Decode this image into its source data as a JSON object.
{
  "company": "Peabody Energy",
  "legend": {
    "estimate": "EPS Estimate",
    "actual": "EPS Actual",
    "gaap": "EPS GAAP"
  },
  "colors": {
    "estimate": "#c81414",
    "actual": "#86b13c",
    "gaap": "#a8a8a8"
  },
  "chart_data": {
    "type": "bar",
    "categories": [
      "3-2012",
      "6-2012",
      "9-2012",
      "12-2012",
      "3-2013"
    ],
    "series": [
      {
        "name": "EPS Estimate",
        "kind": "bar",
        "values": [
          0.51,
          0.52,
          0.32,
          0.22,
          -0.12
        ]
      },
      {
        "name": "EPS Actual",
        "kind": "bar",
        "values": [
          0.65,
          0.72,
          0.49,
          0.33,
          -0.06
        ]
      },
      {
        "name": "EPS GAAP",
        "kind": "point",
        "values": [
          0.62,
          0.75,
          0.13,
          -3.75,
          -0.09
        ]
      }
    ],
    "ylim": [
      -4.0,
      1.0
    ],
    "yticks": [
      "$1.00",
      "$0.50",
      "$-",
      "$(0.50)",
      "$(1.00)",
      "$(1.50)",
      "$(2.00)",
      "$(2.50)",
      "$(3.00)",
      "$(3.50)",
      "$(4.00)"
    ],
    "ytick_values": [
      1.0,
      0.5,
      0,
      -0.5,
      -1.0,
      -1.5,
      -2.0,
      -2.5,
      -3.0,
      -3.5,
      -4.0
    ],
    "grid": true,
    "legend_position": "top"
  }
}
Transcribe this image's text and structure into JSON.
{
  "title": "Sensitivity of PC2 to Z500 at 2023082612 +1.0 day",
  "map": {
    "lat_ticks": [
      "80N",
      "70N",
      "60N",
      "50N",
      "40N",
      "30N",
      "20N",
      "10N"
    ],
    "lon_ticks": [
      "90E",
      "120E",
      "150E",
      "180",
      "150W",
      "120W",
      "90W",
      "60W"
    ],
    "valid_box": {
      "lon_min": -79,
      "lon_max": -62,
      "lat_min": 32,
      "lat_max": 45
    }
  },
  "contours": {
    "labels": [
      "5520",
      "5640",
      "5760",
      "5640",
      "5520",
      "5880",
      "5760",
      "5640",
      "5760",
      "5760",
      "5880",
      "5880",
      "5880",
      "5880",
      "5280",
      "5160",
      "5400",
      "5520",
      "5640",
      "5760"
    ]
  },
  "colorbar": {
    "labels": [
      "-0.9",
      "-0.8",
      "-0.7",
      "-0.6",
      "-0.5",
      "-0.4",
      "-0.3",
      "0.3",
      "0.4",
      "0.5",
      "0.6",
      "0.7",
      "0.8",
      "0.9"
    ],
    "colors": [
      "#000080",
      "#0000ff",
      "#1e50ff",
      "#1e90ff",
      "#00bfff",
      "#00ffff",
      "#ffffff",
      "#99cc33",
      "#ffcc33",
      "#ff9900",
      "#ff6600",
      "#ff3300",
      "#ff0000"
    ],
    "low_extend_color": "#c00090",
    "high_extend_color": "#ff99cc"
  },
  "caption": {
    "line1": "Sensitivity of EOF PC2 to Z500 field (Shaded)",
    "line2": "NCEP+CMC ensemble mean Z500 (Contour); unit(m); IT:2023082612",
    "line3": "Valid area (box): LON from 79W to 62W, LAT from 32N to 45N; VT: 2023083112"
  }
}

Directions for this task: Copy the material above back out, exactly as written.

Full answer:
Decode this image into its source data as a JSON object.
{
  "company": "Peabody Energy",
  "legend": {
    "estimate": "EPS Estimate",
    "actual": "EPS Actual",
    "gaap": "EPS GAAP"
  },
  "colors": {
    "estimate": "#c81414",
    "actual": "#86b13c",
    "gaap": "#a8a8a8"
  },
  "chart_data": {
    "type": "bar",
    "categories": [
      "3-2012",
      "6-2012",
      "9-2012",
      "12-2012",
      "3-2013"
    ],
    "series": [
      {
        "name": "EPS Estimate",
        "kind": "bar",
        "values": [
          0.51,
          0.52,
          0.32,
          0.22,
          -0.12
        ]
      },
      {
        "name": "EPS Actual",
        "kind": "bar",
        "values": [
          0.65,
          0.72,
          0.49,
          0.33,
          -0.06
        ]
      },
      {
        "name": "EPS GAAP",
        "kind": "point",
        "values": [
          0.62,
          0.75,
          0.13,
          -3.75,
          -0.09
        ]
      }
    ],
    "ylim": [
      -4.0,
      1.0
    ],
    "yticks": [
      "$1.00",
      "$0.50",
      "$-",
      "$(0.50)",
      "$(1.00)",
      "$(1.50)",
      "$(2.00)",
      "$(2.50)",
      "$(3.00)",
      "$(3.50)",
      "$(4.00)"
    ],
    "ytick_values": [
      1.0,
      0.5,
      0,
      -0.5,
      -1.0,
      -1.5,
      -2.0,
      -2.5,
      -3.0,
      -3.5,
      -4.0
    ],
    "grid": true,
    "legend_position": "top"
  }
}
Transcribe this image's text and structure into JSON.
{
  "title": "Sensitivity of PC2 to Z500 at 2023082612 +1.0 day",
  "map": {
    "lat_ticks": [
      "80N",
      "70N",
      "60N",
      "50N",
      "40N",
      "30N",
      "20N",
      "10N"
    ],
    "lon_ticks": [
      "90E",
      "120E",
      "150E",
      "180",
      "150W",
      "120W",
      "90W",
      "60W"
    ],
    "valid_box": {
      "lon_min": -79,
      "lon_max": -62,
      "lat_min": 32,
      "lat_max": 45
    }
  },
  "contours": {
    "labels": [
      "5520",
      "5640",
      "5760",
      "5640",
      "5520",
      "5880",
      "5760",
      "5640",
      "5760",
      "5760",
      "5880",
      "5880",
      "5880",
      "5880",
      "5280",
      "5160",
      "5400",
      "5520",
      "5640",
      "5760"
    ]
  },
  "colorbar": {
    "labels": [
      "-0.9",
      "-0.8",
      "-0.7",
      "-0.6",
      "-0.5",
      "-0.4",
      "-0.3",
      "0.3",
      "0.4",
      "0.5",
      "0.6",
      "0.7",
      "0.8",
      "0.9"
    ],
    "colors": [
      "#000080",
      "#0000ff",
      "#1e50ff",
      "#1e90ff",
      "#00bfff",
      "#00ffff",
      "#ffffff",
      "#99cc33",
      "#ffcc33",
      "#ff9900",
      "#ff6600",
      "#ff3300",
      "#ff0000"
    ],
    "low_extend_color": "#c00090",
    "high_extend_color": "#ff99cc"
  },
  "caption": {
    "line1": "Sensitivity of EOF PC2 to Z500 field (Shaded)",
    "line2": "NCEP+CMC ensemble mean Z500 (Contour); unit(m); IT:2023082612",
    "line3": "Valid area (box): LON from 79W to 62W, LAT from 32N to 45N; VT: 2023083112"
  }
}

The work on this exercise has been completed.